[Records contained in a dataset]

========================================================================

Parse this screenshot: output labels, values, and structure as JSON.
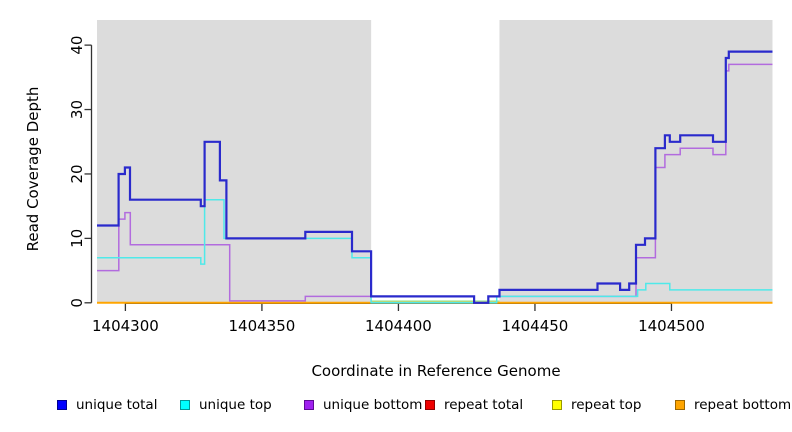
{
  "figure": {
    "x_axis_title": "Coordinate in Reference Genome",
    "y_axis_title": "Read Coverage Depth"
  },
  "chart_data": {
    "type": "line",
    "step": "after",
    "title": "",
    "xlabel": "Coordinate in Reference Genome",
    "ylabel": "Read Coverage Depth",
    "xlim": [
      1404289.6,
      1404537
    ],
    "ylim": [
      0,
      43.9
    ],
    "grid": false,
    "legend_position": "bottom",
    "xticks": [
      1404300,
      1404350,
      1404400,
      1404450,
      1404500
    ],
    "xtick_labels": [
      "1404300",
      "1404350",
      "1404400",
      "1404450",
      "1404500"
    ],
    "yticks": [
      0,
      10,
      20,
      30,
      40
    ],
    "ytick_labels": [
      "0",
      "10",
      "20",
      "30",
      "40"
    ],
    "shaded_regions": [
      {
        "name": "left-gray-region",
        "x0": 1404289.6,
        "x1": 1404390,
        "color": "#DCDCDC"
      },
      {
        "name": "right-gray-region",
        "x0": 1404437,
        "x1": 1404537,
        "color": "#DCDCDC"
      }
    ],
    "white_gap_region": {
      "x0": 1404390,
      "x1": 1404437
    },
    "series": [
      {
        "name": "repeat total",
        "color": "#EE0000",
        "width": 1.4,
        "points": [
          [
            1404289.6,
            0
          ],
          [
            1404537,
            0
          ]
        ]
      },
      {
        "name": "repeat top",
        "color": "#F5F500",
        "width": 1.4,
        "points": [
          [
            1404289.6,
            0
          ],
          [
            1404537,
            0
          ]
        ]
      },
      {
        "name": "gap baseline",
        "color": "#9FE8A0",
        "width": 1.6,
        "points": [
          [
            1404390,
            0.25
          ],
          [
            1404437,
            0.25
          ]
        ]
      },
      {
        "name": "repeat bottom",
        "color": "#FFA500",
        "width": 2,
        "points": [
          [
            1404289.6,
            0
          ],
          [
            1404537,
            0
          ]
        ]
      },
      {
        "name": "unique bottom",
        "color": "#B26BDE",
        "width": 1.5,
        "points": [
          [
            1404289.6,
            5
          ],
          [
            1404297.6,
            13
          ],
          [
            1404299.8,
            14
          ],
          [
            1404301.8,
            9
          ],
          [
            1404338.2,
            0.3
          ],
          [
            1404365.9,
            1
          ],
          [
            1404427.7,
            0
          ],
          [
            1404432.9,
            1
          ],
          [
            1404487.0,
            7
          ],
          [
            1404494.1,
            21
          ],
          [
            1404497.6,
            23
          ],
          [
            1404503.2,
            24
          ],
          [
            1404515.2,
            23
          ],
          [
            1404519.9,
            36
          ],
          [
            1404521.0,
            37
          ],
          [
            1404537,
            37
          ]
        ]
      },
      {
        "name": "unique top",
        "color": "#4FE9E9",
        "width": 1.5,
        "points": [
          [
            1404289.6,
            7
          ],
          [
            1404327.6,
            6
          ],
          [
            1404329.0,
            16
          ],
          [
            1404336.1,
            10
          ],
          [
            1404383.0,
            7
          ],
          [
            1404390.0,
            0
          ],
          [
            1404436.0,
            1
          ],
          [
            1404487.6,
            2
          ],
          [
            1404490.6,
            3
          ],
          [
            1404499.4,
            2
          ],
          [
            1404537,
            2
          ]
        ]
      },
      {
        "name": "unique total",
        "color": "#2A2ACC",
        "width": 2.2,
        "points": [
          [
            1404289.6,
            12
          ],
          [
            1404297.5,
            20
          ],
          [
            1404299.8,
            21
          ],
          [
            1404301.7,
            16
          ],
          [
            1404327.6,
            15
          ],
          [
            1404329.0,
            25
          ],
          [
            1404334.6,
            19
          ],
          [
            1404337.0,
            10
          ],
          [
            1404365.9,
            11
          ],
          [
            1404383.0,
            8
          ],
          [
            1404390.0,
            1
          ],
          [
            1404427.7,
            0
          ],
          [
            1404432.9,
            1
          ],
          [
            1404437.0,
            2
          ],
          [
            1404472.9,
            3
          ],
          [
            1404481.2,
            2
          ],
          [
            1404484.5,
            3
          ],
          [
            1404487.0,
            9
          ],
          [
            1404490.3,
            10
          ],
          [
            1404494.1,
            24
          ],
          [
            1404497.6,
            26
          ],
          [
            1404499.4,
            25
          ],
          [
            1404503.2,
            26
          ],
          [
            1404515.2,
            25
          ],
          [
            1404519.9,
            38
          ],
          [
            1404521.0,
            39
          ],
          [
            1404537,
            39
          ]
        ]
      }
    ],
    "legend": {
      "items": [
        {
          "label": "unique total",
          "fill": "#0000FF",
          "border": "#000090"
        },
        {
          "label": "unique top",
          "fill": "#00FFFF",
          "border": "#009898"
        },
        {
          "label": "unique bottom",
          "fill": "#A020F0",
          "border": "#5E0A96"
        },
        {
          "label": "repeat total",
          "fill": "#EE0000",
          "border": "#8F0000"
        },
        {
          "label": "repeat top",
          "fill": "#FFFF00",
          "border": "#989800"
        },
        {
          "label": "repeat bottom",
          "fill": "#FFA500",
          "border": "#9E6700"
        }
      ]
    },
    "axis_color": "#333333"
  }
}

========================================================================

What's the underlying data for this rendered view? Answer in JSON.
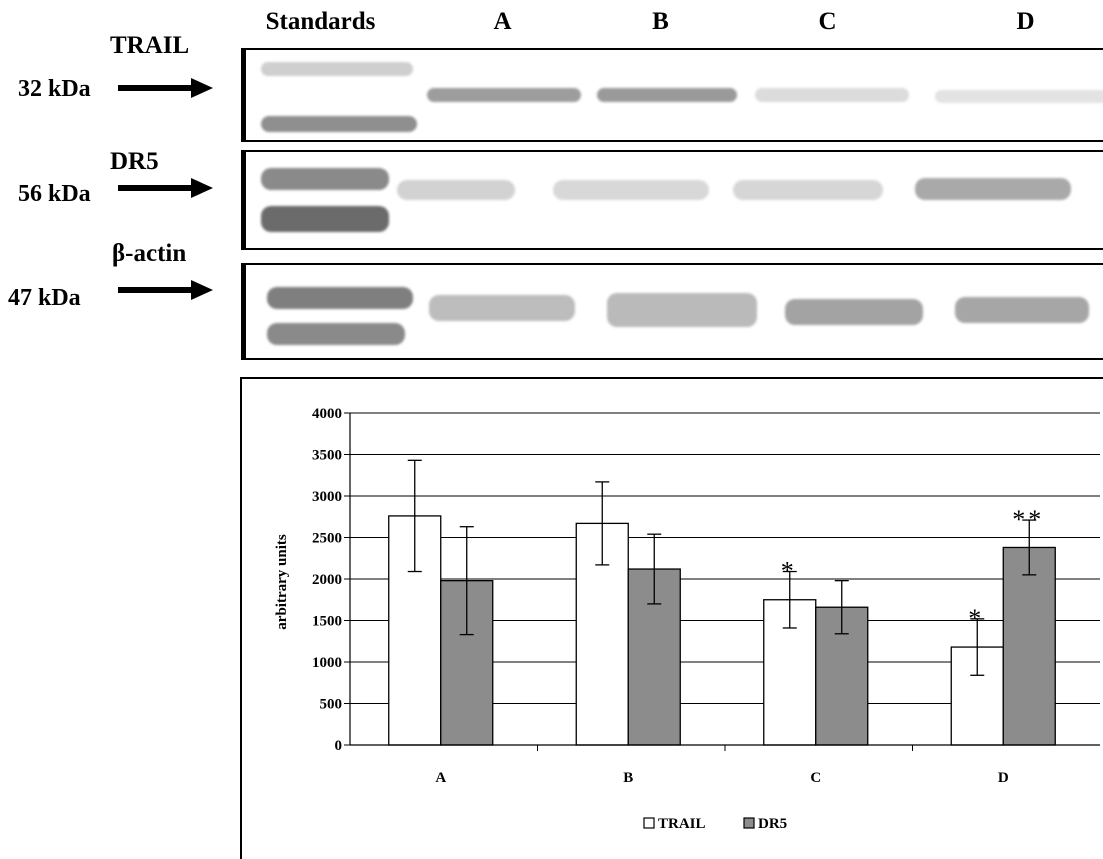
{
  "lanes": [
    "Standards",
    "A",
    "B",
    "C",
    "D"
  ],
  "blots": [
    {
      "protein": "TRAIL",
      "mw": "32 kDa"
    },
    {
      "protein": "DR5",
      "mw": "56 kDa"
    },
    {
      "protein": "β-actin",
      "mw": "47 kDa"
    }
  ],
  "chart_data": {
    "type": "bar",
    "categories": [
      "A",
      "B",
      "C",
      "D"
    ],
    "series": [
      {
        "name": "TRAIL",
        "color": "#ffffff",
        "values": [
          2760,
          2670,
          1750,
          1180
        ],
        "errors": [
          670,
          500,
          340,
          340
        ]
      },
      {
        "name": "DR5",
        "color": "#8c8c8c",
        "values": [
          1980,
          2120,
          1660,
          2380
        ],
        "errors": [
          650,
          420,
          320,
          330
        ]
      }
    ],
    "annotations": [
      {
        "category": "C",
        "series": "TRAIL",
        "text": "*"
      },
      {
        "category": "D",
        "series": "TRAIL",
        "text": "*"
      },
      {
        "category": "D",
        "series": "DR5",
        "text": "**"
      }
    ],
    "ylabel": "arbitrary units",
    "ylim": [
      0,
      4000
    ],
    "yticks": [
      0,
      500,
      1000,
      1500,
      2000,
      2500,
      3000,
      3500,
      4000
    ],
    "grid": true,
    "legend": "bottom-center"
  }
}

========================================================================

Select the lines from the entries that include the word "unique".

- RESPONSE BOX -
        "name": "unique bottom",
        "name": "unique top",
        "name": "unique total",
          "label": "unique total",
          "label": "unique top",
          "label": "unique bottom",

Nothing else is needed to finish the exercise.